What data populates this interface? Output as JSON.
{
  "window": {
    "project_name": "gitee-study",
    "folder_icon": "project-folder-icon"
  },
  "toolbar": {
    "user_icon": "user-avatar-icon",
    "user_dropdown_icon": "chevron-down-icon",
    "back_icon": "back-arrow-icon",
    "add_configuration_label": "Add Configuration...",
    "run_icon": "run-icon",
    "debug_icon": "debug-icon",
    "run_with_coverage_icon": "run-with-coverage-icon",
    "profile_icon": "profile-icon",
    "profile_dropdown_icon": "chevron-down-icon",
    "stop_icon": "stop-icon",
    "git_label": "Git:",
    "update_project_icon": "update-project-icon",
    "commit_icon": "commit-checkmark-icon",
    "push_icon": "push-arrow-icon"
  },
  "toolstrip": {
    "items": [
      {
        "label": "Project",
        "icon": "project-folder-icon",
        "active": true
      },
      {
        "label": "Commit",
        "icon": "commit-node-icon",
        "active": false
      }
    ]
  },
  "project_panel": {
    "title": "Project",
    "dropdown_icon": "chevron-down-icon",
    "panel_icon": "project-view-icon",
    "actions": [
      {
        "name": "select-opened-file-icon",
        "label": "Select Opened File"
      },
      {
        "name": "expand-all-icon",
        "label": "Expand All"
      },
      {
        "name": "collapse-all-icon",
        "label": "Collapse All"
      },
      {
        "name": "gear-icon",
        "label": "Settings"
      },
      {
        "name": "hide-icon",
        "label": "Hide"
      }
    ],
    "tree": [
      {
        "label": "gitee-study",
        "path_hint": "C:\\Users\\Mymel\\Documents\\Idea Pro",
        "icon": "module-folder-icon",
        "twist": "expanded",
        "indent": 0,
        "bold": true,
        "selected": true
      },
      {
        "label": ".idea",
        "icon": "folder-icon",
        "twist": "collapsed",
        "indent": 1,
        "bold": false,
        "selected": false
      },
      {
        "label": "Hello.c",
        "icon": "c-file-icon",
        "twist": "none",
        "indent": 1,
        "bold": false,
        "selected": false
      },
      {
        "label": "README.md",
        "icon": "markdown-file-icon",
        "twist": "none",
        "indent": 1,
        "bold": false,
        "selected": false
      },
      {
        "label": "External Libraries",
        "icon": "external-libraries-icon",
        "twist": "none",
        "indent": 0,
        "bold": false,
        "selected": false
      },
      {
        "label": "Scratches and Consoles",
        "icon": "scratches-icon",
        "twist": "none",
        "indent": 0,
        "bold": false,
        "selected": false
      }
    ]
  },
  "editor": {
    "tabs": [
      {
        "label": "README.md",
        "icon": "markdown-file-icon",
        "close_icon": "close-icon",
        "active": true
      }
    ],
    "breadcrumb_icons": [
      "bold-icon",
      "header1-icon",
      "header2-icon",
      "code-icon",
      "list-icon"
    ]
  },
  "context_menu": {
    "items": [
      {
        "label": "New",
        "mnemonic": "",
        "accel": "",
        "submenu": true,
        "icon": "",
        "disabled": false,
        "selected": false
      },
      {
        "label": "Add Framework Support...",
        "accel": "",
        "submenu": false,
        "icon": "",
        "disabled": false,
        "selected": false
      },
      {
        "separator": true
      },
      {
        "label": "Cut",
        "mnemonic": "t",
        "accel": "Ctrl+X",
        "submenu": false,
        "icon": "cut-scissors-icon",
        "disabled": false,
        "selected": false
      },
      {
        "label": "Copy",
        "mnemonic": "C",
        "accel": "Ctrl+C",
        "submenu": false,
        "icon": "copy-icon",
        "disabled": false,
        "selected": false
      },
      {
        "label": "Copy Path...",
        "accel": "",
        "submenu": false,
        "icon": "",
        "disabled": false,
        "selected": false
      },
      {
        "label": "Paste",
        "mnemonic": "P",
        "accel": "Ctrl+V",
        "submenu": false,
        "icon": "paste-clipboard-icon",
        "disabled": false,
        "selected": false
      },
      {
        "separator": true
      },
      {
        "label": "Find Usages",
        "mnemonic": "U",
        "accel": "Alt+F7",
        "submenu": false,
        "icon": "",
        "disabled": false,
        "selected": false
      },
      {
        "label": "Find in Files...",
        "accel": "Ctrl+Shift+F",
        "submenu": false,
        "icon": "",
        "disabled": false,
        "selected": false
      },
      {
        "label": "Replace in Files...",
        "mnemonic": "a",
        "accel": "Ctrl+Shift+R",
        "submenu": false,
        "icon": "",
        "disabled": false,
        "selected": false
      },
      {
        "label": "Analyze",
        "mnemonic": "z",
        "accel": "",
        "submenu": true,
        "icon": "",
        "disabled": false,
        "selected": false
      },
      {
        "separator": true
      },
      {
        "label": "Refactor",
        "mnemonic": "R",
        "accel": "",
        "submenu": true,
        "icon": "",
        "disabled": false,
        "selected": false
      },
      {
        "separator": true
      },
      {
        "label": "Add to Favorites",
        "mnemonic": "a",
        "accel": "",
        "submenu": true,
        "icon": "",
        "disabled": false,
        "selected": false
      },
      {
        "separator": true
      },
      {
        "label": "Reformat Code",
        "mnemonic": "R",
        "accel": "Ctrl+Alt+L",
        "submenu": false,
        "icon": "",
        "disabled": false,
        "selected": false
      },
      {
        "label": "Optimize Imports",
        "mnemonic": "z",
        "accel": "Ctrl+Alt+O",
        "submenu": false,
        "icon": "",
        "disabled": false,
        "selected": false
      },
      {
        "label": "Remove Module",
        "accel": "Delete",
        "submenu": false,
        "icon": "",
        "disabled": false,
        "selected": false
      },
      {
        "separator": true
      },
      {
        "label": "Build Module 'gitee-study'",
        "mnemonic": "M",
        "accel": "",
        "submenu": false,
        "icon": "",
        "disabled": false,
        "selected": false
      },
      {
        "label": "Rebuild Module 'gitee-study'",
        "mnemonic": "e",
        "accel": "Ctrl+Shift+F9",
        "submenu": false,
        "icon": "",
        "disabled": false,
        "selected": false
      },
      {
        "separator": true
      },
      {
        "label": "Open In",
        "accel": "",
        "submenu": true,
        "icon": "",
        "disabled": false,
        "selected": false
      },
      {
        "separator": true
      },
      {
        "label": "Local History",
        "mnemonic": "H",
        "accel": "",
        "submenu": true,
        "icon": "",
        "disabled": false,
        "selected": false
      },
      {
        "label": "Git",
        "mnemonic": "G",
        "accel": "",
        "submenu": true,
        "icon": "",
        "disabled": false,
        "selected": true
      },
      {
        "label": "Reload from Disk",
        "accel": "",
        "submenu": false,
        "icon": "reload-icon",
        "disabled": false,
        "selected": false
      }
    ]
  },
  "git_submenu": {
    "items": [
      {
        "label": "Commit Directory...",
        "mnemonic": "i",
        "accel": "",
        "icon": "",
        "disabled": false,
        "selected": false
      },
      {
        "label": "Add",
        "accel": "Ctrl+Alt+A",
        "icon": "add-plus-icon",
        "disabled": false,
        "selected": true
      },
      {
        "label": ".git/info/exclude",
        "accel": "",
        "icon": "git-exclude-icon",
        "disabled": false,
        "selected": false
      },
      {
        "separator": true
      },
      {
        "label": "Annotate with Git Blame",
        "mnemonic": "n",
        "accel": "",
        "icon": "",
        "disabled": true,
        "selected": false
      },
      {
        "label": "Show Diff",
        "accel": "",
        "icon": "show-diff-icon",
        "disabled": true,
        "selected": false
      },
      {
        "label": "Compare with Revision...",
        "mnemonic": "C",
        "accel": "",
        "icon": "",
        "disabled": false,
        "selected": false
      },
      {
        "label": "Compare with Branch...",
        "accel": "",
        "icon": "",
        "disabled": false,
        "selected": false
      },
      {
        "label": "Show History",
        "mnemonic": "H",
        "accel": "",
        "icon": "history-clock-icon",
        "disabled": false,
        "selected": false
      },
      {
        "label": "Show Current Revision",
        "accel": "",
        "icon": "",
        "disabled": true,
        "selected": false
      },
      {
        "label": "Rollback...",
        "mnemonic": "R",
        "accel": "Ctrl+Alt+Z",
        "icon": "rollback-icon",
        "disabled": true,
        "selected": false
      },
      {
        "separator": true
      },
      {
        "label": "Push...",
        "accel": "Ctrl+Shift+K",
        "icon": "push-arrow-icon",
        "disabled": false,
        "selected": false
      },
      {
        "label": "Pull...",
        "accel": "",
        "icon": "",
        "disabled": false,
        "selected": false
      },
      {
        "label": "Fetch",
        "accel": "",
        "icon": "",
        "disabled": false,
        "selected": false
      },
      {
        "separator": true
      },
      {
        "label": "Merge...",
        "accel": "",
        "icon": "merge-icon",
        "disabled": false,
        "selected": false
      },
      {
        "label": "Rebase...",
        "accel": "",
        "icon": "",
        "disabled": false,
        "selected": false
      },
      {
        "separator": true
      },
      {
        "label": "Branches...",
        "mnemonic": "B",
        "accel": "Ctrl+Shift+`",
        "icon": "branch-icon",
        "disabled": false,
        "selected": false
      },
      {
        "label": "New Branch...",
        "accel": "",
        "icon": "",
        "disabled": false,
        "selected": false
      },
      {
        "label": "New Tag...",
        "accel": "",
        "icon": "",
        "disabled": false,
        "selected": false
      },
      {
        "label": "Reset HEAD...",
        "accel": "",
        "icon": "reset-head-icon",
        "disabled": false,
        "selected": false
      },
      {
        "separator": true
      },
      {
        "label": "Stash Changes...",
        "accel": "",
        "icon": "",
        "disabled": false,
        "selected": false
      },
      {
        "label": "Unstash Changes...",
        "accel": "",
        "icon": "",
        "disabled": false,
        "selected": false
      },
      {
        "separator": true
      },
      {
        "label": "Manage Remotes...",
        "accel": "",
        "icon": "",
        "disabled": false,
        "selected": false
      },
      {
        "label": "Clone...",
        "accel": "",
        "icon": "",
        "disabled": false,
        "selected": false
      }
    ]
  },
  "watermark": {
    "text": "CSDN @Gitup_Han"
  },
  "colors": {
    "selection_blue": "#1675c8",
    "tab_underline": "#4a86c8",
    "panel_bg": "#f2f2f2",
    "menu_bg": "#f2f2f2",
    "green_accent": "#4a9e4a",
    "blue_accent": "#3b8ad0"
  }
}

*Objective*. Scan the listing above for the word "arrow" and copy every line that holds it.

*Result of this exercise*.
    "back_icon": "back-arrow-icon",
    "push_icon": "push-arrow-icon"
        "icon": "push-arrow-icon",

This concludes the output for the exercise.